Quoted text:
City Guide: Berlin, Germany

Third stop! Berlin, Germany. I was pretty excited about visiting this country – I’ve always loved learning about anything World War II & Holocaust related so I figured there would be loads of history to learn on the walking tour (which I would need to prepare for because my ankles were sausages due to the amount of walking I had done in just a week).

And while there was, I was also surprised by how new the city was. It felt more like Chicago then the cute old cities I pictured to be spread across Europe. Our tour guide addressed this by saying nearly 90% of the city had been ruined by the war so the Berlin that we were seeing, was nearly brand new and completely rebuilt in the past 30 years. This completely blew my mind however, also didn’t surprise me.

Even though the majority of the city had a modern feel, there were still some pockets of old, such as the Bradenburg Gate and infamous Berlin Wall. I also appreciated that the city was dotted with memorials, my personal favorite was the Memorial to the Murdered Jews of Europe. Sounds grave, which it is, but it was also very powerful. Designed by Peter Eisenman, there is no formal description of why it is what it is. There have been several interpretations but the one that stuck with me the hardest was the design of the slabs force you to walk in a straight line. You are not able to talk to anyone, making you feel as though you are alone. As you get deeper into the memorial, the slabs get taller, making you feel further from the life you once knew and draining hope that you will make it back, much like what the concentration camps did for those millions of people. The location of the memorial is prime, sitting were the Berlin Wall once crossed and nearly over Hitler’s underground bunker.

Underneath the memorial is the museum – it’s free and a definite must. But leave a couple of hours to go through it – there’s a lot of reading and it is very heavy. Overall, I think you can get through the majority of the city in 2 days but if you are there for an extended period of time, have a picnic in Lustgarten outside of the Berlin Cathedral and spend half of a day at Prater Beer Garden.

Objective 1: Convert the records, from the line containing "quote-text-block: 进一步强化纪律意识、加强自 我约束、提高免疫能力，增强政治" through the end of the records, into a JSON list of strings with one string per line and blank lines omitted.

[Element location listings]
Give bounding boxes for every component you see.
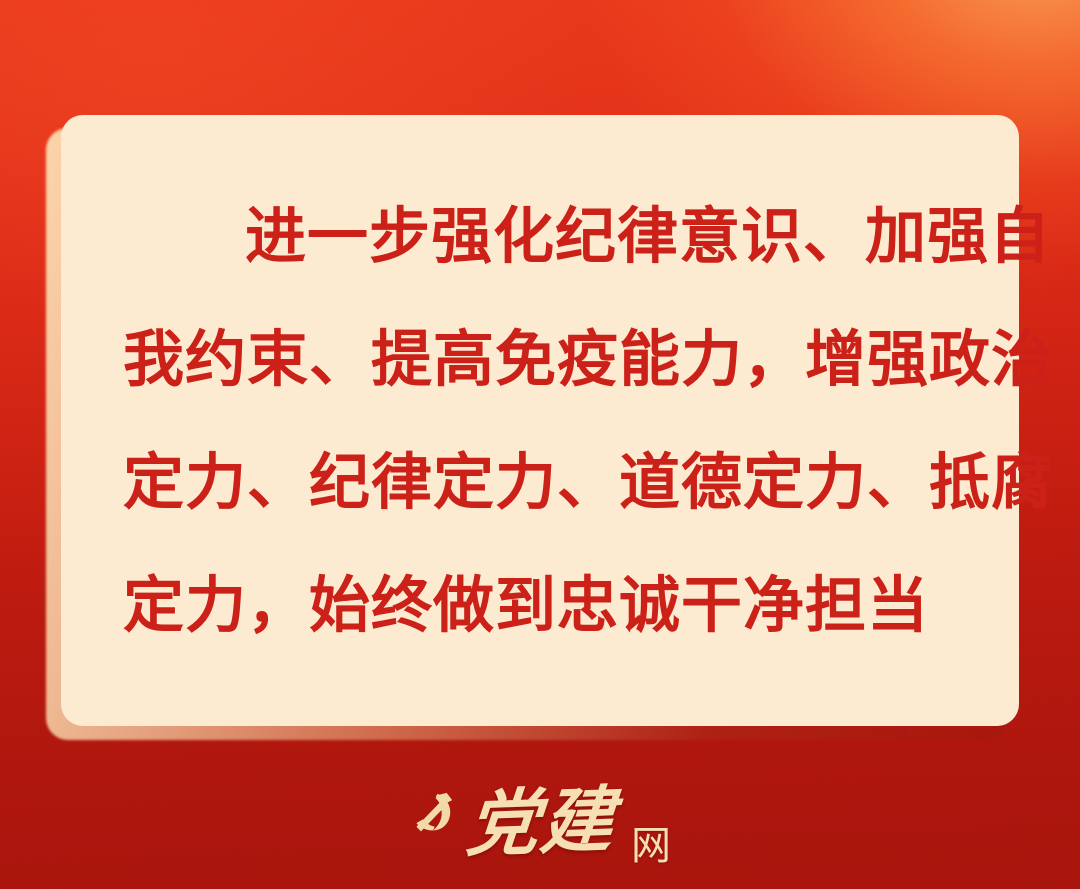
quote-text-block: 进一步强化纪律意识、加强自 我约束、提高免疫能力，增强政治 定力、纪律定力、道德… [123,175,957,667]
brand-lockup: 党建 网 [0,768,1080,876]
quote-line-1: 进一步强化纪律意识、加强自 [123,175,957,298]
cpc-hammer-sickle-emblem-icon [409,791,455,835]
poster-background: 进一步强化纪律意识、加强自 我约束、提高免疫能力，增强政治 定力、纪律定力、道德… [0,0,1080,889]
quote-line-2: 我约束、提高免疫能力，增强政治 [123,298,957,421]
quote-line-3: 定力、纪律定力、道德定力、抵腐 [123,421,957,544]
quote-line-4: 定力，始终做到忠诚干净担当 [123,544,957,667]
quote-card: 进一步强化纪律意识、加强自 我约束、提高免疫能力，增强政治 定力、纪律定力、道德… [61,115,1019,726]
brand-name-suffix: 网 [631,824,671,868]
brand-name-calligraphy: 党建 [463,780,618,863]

Objective 2: Carry on the Berlin city guide from the point where it stops.

Exercise output 1:
[
  "quote-text-block: 进一步强化纪律意识、加强自 我约束、提高免疫能力，增强政治 定力、纪律定力、道德… [123,175,957,667]",
  "brand-lockup: 党建 网 [0,768,1080,876]",
  "quote-line-1: 进一步强化纪律意识、加强自 [123,175,957,298]",
  "cpc-hammer-sickle-emblem-icon [409,791,455,835]",
  "poster-background: 进一步强化纪律意识、加强自 我约束、提高免疫能力，增强政治 定力、纪律定力、道德… [0,0,1080,889]",
  "quote-line-2: 我约束、提高免疫能力，增强政治 [123,298,957,421]",
  "quote-line-3: 定力、纪律定力、道德定力、抵腐 [123,421,957,544]",
  "quote-line-4: 定力，始终做到忠诚干净担当 [123,544,957,667]",
  "quote-card: 进一步强化纪律意识、加强自 我约束、提高免疫能力，增强政治 定力、纪律定力、道德… [61,115,1019,726]",
  "brand-name-suffix: 网 [631,824,671,868]",
  "brand-name-calligraphy: 党建 [463,780,618,863]"
]

Exercise output 2:
Then when you’re ready to leave, turn right out of the main entrance and walk yourself back to the city center. There are a ton of cute boutique shops (I did a bit of unexpected shopping here) and cafes that you will pass along the way!

Food & Drinks

Sights To See

Shoot! I almost forgot my tiny train story! Leaving Amsterdam, my train got cancelled for only God knows why. So I had to sit around the train station waiting for two hours until the next one arrived. Apparently this happens pretty frequently no matter where you are traveling to or from so even though it sucks to get up early, I suggest taking one of the first trains out of the city. This way if something happens like it gets cancelled or delayed, you aren’t arriving in that strange new city late at night because that can be pretty scary (I’m having terrible flashbacks from Marseilles right now).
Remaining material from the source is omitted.